[Raw records]
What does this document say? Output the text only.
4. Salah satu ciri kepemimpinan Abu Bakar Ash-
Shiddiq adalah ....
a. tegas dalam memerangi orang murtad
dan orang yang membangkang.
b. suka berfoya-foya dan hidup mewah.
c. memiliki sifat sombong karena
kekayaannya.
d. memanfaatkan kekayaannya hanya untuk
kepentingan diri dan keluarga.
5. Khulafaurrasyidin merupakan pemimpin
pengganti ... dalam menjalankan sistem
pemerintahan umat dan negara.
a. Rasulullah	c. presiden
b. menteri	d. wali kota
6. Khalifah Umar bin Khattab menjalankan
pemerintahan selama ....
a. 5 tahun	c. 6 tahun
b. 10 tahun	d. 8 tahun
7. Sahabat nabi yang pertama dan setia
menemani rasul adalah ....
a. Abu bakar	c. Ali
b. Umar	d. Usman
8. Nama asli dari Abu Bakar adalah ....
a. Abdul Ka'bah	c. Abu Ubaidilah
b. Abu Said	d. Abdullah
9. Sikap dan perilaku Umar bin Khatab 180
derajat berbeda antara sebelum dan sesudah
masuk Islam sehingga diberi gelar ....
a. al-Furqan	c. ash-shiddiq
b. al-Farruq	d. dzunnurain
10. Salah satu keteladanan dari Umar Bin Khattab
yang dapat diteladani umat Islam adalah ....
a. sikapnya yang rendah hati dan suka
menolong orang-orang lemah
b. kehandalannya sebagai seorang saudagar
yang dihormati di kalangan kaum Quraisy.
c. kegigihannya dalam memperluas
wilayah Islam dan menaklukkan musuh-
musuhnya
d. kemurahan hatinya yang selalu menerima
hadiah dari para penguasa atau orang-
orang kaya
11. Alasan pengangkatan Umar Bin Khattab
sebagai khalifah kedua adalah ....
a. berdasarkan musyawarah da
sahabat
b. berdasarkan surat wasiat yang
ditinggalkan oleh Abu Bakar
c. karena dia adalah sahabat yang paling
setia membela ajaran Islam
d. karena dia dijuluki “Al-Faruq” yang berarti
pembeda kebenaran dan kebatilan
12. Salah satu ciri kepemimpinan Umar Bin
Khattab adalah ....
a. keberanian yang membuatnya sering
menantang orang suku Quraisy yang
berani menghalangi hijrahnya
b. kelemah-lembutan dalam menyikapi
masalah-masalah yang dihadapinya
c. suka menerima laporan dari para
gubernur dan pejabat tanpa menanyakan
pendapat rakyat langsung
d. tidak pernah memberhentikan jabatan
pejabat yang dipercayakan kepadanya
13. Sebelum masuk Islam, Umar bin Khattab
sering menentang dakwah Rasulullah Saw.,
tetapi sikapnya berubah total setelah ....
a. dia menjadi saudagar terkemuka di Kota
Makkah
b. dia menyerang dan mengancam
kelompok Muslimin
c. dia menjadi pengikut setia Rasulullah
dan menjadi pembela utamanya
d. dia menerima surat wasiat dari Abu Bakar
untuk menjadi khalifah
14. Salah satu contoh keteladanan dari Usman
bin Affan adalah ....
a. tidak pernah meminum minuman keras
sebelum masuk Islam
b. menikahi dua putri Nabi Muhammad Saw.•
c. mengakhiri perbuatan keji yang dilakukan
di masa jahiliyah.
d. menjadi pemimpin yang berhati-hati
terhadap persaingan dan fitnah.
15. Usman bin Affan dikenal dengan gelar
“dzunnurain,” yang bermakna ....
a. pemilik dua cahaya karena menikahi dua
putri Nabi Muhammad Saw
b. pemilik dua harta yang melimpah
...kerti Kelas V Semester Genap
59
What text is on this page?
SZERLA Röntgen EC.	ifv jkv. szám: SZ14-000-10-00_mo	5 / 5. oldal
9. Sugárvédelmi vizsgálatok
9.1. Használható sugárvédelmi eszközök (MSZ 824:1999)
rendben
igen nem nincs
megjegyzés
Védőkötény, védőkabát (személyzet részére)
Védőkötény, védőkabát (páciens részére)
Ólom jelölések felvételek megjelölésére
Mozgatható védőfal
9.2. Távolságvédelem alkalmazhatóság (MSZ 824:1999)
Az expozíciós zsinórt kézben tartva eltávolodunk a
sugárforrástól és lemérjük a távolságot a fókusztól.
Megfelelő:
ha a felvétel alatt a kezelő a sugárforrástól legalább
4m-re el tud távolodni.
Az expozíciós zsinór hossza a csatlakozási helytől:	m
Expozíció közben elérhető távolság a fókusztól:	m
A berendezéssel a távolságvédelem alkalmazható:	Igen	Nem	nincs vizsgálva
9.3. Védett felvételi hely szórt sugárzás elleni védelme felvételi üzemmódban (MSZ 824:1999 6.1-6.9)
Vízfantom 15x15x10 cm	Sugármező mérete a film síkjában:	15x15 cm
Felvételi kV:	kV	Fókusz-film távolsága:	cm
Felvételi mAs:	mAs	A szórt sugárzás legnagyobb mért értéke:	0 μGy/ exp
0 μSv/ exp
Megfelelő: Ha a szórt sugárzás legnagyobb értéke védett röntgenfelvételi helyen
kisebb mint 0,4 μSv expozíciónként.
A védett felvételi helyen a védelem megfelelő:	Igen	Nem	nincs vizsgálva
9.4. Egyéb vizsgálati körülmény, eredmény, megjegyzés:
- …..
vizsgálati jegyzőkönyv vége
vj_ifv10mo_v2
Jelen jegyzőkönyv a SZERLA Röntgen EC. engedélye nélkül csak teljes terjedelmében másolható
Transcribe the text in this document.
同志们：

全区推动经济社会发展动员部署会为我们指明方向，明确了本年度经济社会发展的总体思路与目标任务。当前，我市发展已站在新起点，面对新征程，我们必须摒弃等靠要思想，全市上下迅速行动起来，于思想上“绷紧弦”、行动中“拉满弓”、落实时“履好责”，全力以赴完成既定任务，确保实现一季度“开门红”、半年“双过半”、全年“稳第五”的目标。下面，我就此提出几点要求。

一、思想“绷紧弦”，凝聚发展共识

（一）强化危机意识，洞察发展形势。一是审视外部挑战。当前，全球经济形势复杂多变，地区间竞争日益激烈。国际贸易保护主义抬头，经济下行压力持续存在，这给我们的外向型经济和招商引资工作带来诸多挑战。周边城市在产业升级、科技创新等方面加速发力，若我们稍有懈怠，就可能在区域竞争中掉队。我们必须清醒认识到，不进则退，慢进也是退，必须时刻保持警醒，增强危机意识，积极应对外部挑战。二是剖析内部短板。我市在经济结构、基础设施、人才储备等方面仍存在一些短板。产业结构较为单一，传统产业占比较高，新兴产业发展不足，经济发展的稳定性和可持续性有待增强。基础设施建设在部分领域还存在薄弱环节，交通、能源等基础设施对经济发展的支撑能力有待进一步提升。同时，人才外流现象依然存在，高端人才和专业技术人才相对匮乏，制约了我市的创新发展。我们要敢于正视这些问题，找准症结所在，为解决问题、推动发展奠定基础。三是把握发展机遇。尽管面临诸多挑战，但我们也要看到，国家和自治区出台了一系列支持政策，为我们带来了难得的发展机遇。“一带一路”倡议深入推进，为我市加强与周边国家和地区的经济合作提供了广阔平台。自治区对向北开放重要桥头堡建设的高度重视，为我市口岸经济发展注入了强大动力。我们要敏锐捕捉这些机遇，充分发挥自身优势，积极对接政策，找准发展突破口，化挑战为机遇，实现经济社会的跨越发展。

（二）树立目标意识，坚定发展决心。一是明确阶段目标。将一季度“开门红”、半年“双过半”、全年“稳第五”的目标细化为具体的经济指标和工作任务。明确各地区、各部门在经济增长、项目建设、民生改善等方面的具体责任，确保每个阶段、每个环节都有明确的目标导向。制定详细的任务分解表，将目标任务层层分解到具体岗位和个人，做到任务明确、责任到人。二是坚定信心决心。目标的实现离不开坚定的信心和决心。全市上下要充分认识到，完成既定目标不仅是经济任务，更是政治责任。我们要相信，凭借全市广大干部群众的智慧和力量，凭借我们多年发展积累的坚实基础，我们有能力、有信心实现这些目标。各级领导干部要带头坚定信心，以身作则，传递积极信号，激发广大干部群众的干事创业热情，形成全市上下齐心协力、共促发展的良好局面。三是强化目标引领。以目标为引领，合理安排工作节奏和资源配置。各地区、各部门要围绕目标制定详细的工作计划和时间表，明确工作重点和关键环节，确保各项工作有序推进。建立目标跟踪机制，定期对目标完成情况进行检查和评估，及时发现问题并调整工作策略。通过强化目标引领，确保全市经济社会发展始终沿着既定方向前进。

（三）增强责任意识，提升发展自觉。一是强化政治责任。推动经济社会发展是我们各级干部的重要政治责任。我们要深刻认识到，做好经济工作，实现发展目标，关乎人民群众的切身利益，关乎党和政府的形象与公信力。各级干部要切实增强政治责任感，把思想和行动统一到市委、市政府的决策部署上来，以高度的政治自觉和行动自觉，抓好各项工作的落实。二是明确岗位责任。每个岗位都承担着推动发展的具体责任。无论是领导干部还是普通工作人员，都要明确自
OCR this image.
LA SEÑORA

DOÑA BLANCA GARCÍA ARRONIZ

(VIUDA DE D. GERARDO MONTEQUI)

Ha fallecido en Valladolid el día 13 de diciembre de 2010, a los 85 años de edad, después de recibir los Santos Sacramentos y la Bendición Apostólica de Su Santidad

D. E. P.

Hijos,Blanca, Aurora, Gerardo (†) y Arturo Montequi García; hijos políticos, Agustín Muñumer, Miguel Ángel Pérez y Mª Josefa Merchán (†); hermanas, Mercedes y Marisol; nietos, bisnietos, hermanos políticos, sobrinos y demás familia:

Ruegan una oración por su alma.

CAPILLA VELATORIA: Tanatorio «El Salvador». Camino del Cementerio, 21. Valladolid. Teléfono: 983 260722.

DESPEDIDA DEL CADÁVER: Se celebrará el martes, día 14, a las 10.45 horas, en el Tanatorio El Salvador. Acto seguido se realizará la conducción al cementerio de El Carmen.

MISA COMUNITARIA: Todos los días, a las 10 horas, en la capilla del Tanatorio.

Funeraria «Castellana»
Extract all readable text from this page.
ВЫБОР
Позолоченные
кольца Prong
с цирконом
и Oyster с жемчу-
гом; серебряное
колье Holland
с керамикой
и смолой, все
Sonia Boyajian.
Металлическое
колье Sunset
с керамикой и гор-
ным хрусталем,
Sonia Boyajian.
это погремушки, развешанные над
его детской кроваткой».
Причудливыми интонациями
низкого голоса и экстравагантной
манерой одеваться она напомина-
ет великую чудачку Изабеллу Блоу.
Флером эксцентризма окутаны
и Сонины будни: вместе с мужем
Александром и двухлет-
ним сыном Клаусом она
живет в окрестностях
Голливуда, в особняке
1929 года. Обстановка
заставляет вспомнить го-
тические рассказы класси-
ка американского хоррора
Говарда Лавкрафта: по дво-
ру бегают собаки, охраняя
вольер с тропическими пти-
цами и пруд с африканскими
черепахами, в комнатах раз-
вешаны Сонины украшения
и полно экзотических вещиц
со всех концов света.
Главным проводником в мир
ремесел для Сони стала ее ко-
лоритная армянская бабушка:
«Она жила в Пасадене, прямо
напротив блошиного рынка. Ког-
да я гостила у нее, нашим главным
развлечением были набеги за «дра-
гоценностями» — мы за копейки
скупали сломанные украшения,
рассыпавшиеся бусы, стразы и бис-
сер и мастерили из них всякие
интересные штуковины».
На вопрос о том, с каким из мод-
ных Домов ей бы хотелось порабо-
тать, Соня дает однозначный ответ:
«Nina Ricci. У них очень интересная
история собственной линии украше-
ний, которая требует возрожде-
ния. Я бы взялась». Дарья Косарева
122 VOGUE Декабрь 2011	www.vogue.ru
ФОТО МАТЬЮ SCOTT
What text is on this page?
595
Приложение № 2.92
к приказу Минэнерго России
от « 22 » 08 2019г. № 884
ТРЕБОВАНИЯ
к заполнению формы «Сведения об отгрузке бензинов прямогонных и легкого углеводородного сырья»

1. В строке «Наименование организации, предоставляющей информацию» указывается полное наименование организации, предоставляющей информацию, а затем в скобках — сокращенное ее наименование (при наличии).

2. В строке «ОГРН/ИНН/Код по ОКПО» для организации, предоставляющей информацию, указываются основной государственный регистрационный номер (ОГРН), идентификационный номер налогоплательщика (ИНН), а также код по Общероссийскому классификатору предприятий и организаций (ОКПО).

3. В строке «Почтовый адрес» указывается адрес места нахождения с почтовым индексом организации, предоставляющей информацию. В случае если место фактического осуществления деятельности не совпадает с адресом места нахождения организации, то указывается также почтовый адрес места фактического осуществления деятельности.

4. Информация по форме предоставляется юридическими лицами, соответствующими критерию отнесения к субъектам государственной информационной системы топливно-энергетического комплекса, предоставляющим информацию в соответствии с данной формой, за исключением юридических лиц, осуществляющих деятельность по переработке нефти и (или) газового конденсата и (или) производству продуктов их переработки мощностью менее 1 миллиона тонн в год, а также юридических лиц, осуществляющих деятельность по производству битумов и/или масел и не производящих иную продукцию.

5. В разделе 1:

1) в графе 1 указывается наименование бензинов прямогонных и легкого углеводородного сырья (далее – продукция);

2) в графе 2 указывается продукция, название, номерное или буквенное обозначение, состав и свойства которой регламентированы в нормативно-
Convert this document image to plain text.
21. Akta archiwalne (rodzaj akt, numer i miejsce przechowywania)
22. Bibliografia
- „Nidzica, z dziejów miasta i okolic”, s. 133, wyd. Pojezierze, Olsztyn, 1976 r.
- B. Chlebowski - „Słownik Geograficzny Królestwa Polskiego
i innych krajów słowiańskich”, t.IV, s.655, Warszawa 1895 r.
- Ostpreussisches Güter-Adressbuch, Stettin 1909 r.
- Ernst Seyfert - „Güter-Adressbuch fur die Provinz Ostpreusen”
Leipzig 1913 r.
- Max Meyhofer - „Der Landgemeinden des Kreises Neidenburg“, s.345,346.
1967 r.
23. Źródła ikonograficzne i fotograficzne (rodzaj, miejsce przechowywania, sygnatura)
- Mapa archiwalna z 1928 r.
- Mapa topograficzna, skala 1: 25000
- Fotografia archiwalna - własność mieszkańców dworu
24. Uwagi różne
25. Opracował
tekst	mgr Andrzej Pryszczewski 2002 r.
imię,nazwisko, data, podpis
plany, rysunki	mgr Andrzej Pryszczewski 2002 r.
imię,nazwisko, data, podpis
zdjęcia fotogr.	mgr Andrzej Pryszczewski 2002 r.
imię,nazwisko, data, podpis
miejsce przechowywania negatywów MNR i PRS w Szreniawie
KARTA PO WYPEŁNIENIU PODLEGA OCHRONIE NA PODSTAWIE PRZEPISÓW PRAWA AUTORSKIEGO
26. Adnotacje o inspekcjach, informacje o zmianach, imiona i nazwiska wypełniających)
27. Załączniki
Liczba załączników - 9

> [Directive] Show each line of the listing that holds the string "pemerintahan".

> [Complete response]
pemerintahan umat dan negara.
pemerintahan selama ....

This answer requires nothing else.